- _Text segment_:

....

The events now recorded in this scandal had occurred before the 9th of February. And although the originators and the dupe failed to come forward and prove their charges, they believed they had effectually forestalled any action on the part of Mr. Clay which would be detrimental to their candidate before the House.

Now, if Mr. Clay threw his influence for Mr. Adams, what better evidence would they need of the truth of their charge? And if he then accepted the position in Mr. Adams's Cabinet, what other proof of bargain and corruption could be desired? At this juncture in the game, the House met and elected a President on the first ballot.

Mr. Parton says that five days after this result General Jackson wrote to his manager, William B. Lewis:

"I am informed this day, by Colonel R. M. Johnson, of the Senate, that Mr. Clay has been offered the office of Secretary of State, and that he will accept it. So, you see, the Judas of the West has closed the contract, and will receive the thirty pieces of silver. His end will be the same. Was there ever witnessed such a barefaced corruption in any country before? The Senate (if this nomination is sent to it) will do its duty. No imputation will be left at its door."

If it had not been for the means employed to defeat him, the General would have been perfectly happy! This is the construction he openly placed on the matter in his conduct at Washington. But from whatever source came the defeat, no man was as unhappy over the result as General Jackson. And this he was not long in making fully apparent.

As a part of the scheme to make Jackson President the Tennessee Legislature had sent him to the United States Senate, and after his defeat he was anxious to return home, having neither taste nor fitness for the office into which he had been thrust, or, indeed, for the atmosphere of the Capital. After awaiting for the Senate "to rise," for the sole purpose of " doing his duty" toward preventing the confirmation of Mr. Clay as Secretary of State, the General set out on one of his triumphal journeys to Tennessee. His feelings were intense, riotous almost. Even under calmer circumstances it was difficult or impossible for General Jackson to control either his temper or his tongue.

This journey presented many temptations for a display of the General's unpresidential and bombastic qualities. A very large portion of the intelligent, as

well as the unintelligent, considered that he had been cheated out of the Presidency, and in this aspect was presented the sympathy he received on the trip. Something extraordinary only could account for the defeat of General Jackson. So it happened at different points and in the hearing of various persons that the General let fall substantially such sentiments as, "If he had made the same promises and offers to Mr. Clay that Mr. Adams had done, he and not Adams would then be President;" and "The people had been cheated, the corruptions and intrigues at Washington had defeated the will of the people in the election of their President."

Nobody knew better than Jackson the efficacy of this kind of appeal, to the people, to the people! He was in no mood then, if he ever was afterwards, to see how unworthily he was talking for one who desired to be the people's President, and how fallacious was his general statement as to the person who should by the will of the people then be President; nor did he see that he was, on utterly indefensible grounds, already sliding into the position which "honest George Kremer" had not been able to maintain, as the accuser of Adams and Clay. Still for a year or two the General's extravagant talk about this matter was held comparatively quiet, while the charge against Mr. Adams was kept alive in every possible way to benefit Jackson in the contest of 1828.

....

Listings of boxed layout items:
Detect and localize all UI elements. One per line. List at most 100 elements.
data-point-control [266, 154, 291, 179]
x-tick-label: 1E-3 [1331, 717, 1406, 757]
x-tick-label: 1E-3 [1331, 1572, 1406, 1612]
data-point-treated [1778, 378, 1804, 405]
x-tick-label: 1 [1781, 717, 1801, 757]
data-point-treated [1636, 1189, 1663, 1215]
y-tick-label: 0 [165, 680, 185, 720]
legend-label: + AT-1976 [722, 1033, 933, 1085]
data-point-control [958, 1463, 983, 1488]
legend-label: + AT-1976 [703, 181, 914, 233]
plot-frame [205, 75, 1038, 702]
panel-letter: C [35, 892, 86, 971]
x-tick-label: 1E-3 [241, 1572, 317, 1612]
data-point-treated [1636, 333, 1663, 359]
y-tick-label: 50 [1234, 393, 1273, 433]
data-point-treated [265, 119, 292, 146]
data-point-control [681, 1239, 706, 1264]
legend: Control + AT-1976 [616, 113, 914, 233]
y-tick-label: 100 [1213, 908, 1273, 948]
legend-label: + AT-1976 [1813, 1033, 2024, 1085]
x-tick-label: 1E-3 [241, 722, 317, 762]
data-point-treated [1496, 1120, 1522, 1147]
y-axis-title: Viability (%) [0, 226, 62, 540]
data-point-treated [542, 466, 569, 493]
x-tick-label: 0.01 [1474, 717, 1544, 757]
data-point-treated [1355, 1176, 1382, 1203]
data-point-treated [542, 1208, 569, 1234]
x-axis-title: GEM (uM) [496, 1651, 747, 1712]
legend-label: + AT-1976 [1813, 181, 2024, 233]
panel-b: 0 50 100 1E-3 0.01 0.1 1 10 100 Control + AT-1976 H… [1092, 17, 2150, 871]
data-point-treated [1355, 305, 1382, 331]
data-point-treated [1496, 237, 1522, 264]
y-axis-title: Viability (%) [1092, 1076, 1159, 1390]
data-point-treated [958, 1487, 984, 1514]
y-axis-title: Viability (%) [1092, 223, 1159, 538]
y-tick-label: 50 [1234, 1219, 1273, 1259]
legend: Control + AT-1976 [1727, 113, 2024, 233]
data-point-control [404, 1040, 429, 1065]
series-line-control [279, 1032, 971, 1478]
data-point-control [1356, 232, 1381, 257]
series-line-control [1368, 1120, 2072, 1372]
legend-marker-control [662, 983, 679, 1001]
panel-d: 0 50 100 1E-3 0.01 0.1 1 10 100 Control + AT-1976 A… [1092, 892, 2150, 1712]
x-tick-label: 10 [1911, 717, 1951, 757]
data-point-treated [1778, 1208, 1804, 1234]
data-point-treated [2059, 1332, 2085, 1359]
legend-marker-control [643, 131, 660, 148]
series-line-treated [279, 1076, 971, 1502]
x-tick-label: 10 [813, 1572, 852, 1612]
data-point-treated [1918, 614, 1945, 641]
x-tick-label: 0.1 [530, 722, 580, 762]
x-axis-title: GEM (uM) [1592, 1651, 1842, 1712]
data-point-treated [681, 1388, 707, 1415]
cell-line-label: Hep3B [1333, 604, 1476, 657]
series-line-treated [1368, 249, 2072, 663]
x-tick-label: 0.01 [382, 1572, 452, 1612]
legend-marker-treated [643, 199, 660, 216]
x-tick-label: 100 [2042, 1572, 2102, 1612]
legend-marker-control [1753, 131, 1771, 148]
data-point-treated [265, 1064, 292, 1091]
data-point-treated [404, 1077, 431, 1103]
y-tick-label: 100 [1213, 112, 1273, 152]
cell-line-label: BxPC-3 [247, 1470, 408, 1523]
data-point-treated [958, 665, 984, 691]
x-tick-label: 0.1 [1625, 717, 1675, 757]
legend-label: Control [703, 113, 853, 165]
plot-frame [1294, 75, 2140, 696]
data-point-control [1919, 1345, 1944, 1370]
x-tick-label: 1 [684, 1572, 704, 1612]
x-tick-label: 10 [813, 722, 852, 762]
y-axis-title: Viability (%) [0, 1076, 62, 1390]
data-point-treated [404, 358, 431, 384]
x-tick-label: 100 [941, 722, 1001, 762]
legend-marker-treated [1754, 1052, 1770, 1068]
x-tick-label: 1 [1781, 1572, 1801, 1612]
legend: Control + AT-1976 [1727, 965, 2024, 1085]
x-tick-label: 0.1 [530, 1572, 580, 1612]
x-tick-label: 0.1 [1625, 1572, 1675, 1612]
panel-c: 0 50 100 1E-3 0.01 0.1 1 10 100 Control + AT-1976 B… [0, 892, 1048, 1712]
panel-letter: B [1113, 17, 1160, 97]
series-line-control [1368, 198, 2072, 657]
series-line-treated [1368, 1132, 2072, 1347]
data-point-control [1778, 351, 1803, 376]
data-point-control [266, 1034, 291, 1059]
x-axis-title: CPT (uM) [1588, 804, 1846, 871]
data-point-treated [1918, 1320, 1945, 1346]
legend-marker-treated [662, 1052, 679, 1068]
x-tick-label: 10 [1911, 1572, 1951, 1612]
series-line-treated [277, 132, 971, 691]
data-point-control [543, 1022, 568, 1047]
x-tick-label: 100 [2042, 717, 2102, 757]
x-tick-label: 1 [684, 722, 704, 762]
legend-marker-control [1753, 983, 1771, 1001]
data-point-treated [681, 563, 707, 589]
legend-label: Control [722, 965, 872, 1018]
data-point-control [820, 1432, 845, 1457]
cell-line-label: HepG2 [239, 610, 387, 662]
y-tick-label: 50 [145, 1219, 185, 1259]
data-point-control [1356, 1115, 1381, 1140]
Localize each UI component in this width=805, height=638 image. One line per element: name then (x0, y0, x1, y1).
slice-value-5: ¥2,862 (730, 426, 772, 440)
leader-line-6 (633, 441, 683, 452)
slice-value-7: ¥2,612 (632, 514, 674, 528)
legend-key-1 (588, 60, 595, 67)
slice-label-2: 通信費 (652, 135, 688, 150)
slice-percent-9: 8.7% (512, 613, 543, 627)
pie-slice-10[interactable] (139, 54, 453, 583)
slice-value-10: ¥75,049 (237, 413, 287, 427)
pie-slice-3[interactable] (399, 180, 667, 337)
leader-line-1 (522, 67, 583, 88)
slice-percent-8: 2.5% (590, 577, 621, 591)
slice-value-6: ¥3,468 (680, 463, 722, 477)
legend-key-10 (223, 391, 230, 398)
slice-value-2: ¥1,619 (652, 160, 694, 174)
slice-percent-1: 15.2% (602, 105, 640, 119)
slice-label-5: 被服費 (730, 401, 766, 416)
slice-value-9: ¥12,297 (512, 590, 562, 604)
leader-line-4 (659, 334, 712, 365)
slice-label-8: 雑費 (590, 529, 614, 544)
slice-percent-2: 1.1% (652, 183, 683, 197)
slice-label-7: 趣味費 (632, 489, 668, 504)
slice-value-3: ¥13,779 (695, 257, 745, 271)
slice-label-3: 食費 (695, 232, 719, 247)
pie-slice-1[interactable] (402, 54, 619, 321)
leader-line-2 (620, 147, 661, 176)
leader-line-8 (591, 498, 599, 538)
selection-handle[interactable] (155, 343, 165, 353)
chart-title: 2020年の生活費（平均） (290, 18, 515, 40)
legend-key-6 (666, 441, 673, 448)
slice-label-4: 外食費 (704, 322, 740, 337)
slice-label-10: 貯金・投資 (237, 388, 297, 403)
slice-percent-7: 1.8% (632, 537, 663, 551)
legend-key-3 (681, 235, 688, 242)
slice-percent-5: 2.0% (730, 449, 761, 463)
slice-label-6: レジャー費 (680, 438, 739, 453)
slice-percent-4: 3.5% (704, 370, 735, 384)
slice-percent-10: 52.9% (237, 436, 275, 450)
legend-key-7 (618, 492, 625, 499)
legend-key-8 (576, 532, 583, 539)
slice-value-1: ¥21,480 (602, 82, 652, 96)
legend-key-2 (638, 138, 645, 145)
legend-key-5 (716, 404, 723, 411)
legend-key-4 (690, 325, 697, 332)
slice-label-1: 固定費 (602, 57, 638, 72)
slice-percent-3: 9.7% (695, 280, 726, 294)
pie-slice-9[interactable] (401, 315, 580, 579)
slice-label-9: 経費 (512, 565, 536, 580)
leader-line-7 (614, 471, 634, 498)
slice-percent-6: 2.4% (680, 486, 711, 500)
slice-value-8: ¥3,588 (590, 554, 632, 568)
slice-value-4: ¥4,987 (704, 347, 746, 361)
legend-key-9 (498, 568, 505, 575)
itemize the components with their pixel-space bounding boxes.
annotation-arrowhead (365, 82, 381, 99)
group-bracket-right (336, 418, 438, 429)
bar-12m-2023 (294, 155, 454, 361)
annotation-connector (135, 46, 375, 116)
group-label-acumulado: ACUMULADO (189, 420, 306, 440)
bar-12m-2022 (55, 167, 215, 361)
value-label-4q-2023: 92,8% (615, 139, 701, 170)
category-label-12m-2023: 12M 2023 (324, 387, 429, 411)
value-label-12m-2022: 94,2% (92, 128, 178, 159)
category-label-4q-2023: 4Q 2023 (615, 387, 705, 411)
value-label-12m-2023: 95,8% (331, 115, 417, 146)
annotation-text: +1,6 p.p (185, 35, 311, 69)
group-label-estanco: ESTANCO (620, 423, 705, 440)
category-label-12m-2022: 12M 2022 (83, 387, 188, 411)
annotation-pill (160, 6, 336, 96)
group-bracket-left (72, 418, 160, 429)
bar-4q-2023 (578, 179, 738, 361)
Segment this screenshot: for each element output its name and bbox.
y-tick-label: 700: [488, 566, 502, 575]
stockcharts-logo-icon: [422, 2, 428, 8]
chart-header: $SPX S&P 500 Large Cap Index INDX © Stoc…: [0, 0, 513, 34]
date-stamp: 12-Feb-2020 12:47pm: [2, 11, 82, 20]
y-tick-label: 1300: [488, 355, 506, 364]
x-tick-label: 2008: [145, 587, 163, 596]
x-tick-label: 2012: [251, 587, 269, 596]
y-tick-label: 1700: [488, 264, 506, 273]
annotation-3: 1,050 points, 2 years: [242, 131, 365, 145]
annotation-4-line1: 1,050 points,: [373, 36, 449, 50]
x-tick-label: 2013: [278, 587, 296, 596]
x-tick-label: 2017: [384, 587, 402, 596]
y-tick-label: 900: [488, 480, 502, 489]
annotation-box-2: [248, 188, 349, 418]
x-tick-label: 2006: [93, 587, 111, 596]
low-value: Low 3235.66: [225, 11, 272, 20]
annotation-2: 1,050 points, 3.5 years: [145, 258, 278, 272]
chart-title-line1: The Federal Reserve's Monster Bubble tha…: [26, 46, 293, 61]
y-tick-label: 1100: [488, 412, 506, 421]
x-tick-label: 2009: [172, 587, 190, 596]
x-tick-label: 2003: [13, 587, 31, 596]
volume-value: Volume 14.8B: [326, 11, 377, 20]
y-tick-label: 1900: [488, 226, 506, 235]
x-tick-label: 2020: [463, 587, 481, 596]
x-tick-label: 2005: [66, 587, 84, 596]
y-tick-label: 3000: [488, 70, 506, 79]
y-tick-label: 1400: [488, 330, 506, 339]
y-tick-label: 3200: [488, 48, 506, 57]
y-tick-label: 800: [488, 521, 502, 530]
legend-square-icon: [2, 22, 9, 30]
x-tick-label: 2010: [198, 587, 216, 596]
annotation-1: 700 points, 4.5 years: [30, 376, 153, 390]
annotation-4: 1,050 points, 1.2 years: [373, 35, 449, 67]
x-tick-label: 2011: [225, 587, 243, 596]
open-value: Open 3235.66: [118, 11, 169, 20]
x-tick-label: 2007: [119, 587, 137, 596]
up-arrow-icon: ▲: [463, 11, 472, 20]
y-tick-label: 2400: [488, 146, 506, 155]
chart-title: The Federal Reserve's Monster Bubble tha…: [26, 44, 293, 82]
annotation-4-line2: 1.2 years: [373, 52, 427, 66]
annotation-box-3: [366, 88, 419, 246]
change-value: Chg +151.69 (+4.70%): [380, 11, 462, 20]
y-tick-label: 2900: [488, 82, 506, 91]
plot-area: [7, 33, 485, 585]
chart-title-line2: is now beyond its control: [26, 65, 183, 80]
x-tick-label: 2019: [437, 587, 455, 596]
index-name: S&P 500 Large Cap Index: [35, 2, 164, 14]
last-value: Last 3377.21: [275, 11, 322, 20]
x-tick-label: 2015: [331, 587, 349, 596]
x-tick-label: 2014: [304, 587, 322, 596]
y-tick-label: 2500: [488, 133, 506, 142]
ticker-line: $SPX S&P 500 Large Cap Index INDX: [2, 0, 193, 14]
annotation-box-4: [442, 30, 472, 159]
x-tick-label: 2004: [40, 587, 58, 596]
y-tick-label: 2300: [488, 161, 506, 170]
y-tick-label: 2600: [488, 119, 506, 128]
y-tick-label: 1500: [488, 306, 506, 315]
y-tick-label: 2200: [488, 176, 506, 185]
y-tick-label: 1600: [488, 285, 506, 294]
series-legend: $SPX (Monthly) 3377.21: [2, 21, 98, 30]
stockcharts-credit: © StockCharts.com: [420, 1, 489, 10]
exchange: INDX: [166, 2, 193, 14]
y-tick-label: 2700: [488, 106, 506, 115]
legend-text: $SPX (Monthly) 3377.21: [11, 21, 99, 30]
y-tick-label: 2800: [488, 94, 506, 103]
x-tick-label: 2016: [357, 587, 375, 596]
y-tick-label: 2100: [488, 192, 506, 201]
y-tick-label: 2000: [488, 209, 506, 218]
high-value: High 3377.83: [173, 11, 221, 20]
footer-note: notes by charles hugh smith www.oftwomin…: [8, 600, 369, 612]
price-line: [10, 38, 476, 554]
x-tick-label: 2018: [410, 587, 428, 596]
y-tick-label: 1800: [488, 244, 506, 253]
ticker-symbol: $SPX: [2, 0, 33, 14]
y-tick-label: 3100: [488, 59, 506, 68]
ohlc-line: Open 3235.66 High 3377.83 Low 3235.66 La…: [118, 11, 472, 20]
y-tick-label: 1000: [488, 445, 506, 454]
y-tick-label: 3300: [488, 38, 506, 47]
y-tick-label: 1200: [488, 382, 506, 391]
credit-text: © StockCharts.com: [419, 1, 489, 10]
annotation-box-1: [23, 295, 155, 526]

....

- _Instructions_:
[1] Using the passage about General Jackson and Mr. Clay, answer:
(a) According to Jackson's letter to William B. Lewis, who told him that Mr. Clay had been offered the office of Secretary of State?
(b) What body had sent Jackson to the United States Senate?
(c) On which ballot did the House elect a President?
[2] Carry on the passage about General Jackson and Mr. Clay, picking up after its last sentence.

- _The replies_:
[1]
(a) Colonel R. M. Johnson, of the Senate.
(b) The Tennessee Legislature.
(c) The first ballot.

[2]
At last, however, in the spring of 1827, this letter appeared in a North Carolina newspaper:

"NASHVILLE, March 8, 1827.

"I have just returned from General Jackson's. I found a crowd of company with him. Seven Virginians were of the

number.

He gave me a most friendly reception, and urged me to stay some days longer with him. He told me this morning, before all his company, in reply to a question I put to him concerning the election of J. Q. Adams to the Presidency, that Mr. Clay's friends made a proposition to his friends, that if they would promise for him (General Jackson) not to put Mr. Adams into the seat of Secretary of State, Mr. Clay and his friends would, in one hour, make him (Jackson) the President. He (General Jackson) most indignantly rejected the proposition, and declared he would not compromit himself; and unless most openly and fairly made the President by Congress, he would never receive it. He declared, that he said to them, he would see the whole earth sink under them, before he would bargain or intrigue for it."

This letter at once threw Jackson into the attitude of an avowed public accuser of Mr. Clay, and inferentially of Mr. Adams. It was no difficult matter to deny the veracity of its author, Carter Beverley, a Virginia "gentleman," who had sat at the General's table. But Mr. Beverley appealed to his principal, who was seldom or never known to shrink from assuming any responsibility when his own will and feelings were involved, and the following letter was the result:

"" HERMITAGE, June 6, 1827.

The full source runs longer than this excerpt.